WHAT THIS TASK INVOLVES: All of the records listed below should be retyped exactly.

>> begin THE RECORDS

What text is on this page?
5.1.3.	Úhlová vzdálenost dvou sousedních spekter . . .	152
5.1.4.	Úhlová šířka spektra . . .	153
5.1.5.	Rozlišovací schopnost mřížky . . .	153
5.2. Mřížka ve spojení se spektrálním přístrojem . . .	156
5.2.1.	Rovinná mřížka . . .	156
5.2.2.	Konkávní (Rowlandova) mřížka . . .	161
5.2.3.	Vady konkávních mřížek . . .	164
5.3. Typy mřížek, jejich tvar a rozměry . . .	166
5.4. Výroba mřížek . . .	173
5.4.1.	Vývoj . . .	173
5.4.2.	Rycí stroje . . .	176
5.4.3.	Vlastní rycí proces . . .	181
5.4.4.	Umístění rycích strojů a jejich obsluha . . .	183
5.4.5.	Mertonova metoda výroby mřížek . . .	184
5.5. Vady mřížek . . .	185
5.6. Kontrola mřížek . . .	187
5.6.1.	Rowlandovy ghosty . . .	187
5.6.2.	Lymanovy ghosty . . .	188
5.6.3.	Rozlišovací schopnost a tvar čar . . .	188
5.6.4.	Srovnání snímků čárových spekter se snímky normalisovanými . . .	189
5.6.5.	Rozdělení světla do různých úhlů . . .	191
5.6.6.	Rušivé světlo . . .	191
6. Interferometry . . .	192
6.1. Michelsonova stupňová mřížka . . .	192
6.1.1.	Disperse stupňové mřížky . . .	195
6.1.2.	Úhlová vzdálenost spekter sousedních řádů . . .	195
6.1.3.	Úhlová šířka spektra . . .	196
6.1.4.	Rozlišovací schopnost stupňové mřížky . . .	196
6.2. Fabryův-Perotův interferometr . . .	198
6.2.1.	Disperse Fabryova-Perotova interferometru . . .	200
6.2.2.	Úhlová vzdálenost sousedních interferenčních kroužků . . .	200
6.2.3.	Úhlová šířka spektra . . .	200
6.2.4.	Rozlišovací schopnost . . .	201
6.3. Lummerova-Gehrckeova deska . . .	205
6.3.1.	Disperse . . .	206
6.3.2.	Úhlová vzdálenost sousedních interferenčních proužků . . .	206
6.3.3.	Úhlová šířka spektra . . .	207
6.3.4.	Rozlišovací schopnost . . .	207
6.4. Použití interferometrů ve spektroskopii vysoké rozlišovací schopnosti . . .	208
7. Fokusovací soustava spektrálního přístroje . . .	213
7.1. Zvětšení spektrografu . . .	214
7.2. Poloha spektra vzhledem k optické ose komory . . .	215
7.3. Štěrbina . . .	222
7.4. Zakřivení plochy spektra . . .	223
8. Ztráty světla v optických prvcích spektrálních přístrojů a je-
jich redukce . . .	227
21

>> end THE RECORDS

THE ANSWER:
What text is on this page?
5.1.3.	Úhlová vzdálenost dvou sousedních spekter . . .	152
5.1.4.	Úhlová šířka spektra . . .	153
5.1.5.	Rozlišovací schopnost mřížky . . .	153
5.2. Mřížka ve spojení se spektrálním přístrojem . . .	156
5.2.1.	Rovinná mřížka . . .	156
5.2.2.	Konkávní (Rowlandova) mřížka . . .	161
5.2.3.	Vady konkávních mřížek . . .	164
5.3. Typy mřížek, jejich tvar a rozměry . . .	166
5.4. Výroba mřížek . . .	173
5.4.1.	Vývoj . . .	173
5.4.2.	Rycí stroje . . .	176
5.4.3.	Vlastní rycí proces . . .	181
5.4.4.	Umístění rycích strojů a jejich obsluha . . .	183
5.4.5.	Mertonova metoda výroby mřížek . . .	184
5.5. Vady mřížek . . .	185
5.6. Kontrola mřížek . . .	187
5.6.1.	Rowlandovy ghosty . . .	187
5.6.2.	Lymanovy ghosty . . .	188
5.6.3.	Rozlišovací schopnost a tvar čar . . .	188
5.6.4.	Srovnání snímků čárových spekter se snímky normalisovanými . . .	189
5.6.5.	Rozdělení světla do různých úhlů . . .	191
5.6.6.	Rušivé světlo . . .	191
6. Interferometry . . .	192
6.1. Michelsonova stupňová mřížka . . .	192
6.1.1.	Disperse stupňové mřížky . . .	195
6.1.2.	Úhlová vzdálenost spekter sousedních řádů . . .	195
6.1.3.	Úhlová šířka spektra . . .	196
6.1.4.	Rozlišovací schopnost stupňové mřížky . . .	196
6.2. Fabryův-Perotův interferometr . . .	198
6.2.1.	Disperse Fabryova-Perotova interferometru . . .	200
6.2.2.	Úhlová vzdálenost sousedních interferenčních kroužků . . .	200
6.2.3.	Úhlová šířka spektra . . .	200
6.2.4.	Rozlišovací schopnost . . .	201
6.3. Lummerova-Gehrckeova deska . . .	205
6.3.1.	Disperse . . .	206
6.3.2.	Úhlová vzdálenost sousedních interferenčních proužků . . .	206
6.3.3.	Úhlová šířka spektra . . .	207
6.3.4.	Rozlišovací schopnost . . .	207
6.4. Použití interferometrů ve spektroskopii vysoké rozlišovací schopnosti . . .	208
7. Fokusovací soustava spektrálního přístroje . . .	213
7.1. Zvětšení spektrografu . . .	214
7.2. Poloha spektra vzhledem k optické ose komory . . .	215
7.3. Štěrbina . . .	222
7.4. Zakřivení plochy spektra . . .	223
8. Ztráty světla v optických prvcích spektrálních přístrojů a je-
jich redukce . . .	227
21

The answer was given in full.